---------- Dataset rows ----------

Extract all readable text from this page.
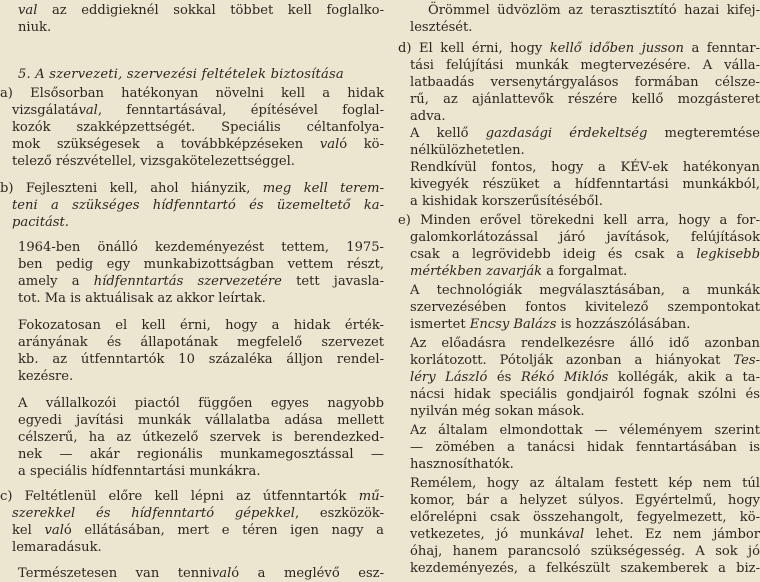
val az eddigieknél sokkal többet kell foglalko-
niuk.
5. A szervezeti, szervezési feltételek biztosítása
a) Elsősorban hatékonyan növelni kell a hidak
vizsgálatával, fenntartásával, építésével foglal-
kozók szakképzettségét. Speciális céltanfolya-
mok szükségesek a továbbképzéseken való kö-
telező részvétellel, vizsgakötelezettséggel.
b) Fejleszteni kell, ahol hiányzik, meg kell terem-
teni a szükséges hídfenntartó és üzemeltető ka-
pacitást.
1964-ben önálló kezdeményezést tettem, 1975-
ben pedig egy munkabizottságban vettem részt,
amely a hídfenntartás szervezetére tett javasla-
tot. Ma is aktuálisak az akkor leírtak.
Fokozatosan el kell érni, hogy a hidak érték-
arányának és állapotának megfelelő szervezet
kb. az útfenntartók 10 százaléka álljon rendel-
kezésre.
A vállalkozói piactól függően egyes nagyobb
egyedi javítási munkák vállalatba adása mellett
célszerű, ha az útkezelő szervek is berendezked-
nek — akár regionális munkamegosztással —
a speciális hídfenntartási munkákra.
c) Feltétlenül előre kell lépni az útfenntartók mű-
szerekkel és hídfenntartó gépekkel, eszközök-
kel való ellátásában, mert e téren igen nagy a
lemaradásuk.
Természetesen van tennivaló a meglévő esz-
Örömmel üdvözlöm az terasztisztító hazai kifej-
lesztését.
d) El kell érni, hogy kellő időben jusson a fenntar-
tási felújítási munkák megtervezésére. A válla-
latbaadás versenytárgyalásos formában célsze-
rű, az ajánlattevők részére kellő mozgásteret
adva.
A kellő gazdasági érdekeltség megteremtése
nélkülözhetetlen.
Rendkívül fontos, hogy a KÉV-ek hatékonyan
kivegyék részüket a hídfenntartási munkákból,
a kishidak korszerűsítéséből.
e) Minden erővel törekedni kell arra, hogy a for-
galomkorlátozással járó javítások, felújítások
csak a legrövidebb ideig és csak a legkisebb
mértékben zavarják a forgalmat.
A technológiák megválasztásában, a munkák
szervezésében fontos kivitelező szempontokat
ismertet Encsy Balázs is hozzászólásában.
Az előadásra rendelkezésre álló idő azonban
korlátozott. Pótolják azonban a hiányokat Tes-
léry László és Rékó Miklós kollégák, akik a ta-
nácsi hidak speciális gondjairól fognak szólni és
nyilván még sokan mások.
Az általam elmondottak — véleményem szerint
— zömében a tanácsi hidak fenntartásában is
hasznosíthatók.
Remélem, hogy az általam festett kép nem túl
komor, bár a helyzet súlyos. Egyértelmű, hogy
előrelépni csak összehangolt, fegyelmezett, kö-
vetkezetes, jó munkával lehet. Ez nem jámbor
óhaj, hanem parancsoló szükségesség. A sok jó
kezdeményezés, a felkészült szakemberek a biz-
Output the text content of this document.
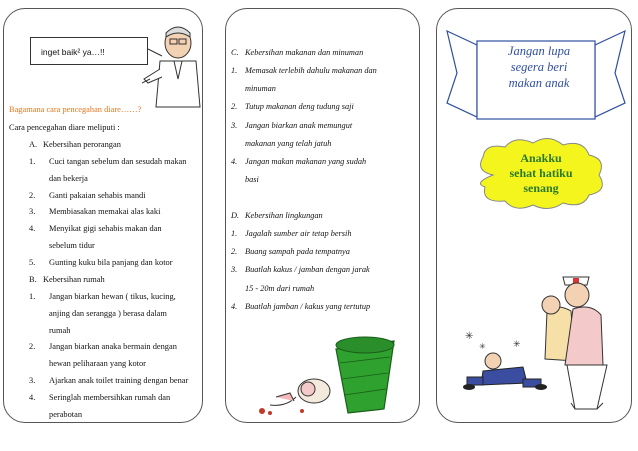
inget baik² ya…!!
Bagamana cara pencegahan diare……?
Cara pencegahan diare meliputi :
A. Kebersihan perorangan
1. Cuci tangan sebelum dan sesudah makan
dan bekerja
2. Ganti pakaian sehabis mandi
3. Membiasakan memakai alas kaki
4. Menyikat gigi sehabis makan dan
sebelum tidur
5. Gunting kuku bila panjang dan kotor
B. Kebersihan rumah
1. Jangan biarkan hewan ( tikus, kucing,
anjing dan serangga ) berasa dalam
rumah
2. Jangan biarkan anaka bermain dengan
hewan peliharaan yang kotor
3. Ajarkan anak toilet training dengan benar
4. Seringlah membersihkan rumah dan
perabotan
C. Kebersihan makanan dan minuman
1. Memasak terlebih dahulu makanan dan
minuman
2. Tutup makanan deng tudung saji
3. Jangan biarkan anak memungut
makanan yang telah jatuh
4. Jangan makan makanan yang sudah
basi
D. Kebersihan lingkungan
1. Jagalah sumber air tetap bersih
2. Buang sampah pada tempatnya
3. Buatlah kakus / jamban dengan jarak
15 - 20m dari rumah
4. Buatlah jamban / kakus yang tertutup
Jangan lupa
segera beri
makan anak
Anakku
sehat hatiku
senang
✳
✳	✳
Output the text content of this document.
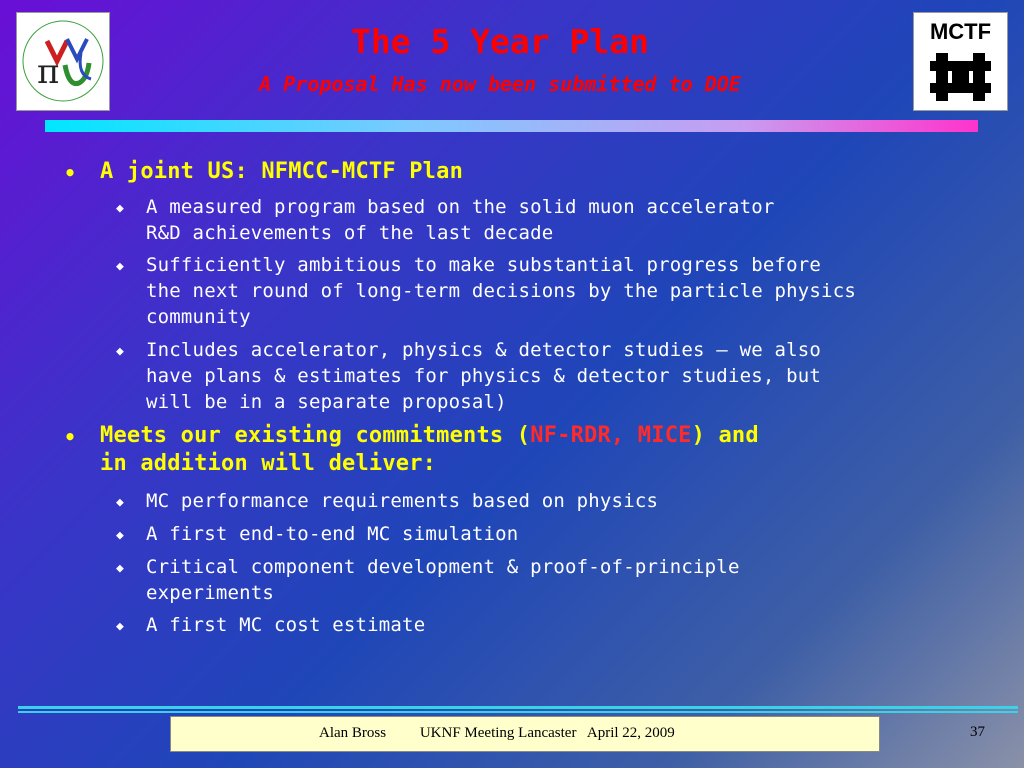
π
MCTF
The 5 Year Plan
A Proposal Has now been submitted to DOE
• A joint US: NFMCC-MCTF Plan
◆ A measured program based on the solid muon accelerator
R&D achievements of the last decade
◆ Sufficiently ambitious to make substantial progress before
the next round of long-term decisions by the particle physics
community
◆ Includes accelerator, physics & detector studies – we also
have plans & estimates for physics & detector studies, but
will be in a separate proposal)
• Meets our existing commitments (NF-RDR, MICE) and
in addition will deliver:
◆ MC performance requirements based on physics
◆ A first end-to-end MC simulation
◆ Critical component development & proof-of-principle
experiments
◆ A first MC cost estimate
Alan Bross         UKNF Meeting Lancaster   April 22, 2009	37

----------

■ Required work: A single figure is required: the number of lines above in which the word "physics" occurs.

■ Exercise result: 4